Stored records
________________________________________

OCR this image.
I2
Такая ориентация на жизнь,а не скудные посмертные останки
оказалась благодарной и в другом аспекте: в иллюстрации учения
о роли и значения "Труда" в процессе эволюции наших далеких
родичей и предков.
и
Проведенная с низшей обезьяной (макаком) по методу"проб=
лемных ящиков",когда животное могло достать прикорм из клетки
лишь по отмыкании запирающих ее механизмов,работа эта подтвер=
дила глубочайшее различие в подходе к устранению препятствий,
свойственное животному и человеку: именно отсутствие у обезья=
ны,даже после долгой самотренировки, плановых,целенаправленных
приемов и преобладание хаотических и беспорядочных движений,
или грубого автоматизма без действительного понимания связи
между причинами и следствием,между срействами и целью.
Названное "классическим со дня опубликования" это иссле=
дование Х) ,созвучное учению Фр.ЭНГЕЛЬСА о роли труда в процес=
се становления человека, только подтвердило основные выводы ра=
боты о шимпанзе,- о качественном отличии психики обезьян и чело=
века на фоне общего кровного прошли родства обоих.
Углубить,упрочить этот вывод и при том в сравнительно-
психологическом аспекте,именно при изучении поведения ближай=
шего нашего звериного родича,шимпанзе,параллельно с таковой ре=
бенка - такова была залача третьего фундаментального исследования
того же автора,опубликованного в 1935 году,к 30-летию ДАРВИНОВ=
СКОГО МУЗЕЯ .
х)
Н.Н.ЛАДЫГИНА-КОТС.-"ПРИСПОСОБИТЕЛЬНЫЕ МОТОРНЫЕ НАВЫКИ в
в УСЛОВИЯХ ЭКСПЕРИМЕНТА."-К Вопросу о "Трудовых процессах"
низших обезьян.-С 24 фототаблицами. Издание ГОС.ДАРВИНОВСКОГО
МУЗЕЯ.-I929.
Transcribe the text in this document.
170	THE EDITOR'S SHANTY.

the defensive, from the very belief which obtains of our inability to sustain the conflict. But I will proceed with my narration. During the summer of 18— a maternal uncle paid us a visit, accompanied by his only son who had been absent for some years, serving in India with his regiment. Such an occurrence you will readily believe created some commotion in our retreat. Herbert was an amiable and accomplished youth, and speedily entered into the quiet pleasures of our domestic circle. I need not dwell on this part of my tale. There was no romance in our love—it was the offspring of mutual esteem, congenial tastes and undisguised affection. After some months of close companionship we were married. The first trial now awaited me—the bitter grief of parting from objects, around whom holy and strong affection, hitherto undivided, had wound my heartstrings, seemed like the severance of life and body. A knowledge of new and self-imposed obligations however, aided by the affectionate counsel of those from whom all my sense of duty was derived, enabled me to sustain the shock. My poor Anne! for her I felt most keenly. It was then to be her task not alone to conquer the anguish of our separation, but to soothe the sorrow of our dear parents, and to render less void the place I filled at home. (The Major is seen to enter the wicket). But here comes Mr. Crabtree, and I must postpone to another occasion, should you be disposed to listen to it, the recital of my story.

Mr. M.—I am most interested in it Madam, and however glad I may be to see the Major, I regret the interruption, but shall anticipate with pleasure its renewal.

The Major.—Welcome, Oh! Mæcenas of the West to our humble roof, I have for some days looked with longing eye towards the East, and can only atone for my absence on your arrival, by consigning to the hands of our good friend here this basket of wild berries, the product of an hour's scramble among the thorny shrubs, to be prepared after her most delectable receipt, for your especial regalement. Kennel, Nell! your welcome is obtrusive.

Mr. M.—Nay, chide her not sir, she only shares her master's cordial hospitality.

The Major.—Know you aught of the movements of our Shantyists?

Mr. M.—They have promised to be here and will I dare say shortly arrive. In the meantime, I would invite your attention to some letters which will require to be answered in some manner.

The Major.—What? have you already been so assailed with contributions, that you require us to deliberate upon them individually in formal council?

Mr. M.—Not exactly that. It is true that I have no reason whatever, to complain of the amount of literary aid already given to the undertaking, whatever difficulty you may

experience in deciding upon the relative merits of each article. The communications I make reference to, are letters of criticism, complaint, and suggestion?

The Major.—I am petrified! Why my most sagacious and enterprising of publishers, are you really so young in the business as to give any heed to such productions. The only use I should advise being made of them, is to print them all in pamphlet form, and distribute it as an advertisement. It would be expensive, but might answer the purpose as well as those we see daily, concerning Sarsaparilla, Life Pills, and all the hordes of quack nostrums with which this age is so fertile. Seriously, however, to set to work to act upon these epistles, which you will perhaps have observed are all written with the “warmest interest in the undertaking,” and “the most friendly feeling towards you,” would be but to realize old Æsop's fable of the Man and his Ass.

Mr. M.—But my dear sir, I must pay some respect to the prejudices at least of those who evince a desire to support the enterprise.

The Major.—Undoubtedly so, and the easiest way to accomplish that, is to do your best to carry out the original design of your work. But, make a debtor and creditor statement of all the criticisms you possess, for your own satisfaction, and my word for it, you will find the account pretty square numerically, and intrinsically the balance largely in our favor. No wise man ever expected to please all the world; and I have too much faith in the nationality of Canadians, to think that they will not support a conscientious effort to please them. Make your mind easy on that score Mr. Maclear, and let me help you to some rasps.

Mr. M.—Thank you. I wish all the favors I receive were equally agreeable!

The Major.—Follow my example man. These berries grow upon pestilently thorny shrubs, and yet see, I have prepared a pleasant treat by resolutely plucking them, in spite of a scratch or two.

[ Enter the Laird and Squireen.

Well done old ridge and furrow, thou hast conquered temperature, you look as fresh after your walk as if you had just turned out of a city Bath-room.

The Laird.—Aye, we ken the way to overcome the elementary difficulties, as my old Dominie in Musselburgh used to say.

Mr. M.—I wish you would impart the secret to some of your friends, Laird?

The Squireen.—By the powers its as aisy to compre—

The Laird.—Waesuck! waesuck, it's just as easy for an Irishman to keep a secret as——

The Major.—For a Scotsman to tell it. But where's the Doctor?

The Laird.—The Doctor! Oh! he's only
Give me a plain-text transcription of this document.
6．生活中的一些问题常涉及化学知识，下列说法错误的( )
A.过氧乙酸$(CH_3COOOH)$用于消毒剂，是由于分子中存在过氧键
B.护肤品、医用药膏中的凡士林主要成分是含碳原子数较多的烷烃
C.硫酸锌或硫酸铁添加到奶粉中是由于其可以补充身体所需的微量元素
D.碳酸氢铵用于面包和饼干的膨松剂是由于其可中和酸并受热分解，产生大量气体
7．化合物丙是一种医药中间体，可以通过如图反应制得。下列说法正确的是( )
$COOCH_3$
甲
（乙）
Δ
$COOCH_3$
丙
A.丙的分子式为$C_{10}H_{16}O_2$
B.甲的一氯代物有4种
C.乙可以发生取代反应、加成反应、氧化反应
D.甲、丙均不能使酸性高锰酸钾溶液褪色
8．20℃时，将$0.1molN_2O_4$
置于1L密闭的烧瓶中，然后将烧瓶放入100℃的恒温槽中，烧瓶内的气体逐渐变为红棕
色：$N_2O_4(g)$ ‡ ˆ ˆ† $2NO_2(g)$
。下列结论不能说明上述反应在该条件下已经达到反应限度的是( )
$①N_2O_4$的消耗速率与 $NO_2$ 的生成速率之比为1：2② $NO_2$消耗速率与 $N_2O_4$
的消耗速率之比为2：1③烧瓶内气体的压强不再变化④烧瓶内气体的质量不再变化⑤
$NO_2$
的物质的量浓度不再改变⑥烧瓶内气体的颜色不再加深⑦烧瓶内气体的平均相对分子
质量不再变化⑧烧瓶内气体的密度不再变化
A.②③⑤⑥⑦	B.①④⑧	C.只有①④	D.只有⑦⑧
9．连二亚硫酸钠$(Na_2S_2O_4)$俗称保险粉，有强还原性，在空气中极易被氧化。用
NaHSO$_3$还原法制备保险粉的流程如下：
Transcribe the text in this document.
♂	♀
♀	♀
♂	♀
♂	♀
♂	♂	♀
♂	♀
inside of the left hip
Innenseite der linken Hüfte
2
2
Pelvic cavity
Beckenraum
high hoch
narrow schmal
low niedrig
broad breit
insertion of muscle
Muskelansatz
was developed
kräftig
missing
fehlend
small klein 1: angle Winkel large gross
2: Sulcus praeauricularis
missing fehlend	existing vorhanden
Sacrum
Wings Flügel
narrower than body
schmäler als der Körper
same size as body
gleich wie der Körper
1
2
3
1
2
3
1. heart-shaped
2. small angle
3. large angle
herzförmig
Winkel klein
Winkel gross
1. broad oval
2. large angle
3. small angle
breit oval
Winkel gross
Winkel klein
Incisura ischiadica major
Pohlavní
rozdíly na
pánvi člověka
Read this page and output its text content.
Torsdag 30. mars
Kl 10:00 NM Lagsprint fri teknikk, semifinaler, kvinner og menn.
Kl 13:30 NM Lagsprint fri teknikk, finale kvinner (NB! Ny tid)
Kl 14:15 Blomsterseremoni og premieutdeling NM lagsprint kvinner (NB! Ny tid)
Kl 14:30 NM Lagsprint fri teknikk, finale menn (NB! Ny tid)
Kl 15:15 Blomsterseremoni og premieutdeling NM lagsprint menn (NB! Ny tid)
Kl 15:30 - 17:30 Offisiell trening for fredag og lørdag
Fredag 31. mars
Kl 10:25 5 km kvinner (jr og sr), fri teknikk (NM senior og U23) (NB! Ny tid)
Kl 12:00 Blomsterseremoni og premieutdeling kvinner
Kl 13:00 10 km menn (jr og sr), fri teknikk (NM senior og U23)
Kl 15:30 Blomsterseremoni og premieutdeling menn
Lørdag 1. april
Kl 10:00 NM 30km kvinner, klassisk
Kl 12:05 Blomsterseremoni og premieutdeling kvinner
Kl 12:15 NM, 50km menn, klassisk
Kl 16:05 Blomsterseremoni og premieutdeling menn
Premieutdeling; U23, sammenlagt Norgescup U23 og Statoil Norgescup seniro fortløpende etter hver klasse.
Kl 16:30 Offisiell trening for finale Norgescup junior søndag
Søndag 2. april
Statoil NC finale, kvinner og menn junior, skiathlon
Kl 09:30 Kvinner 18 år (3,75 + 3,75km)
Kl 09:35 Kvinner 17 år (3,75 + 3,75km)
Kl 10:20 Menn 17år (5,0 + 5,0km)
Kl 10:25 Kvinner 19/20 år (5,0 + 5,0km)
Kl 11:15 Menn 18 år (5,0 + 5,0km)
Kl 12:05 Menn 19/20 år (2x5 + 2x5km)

________________________________________

Of all the lines in the entries, how many contain the word "Offisiell"? Give only the number.

2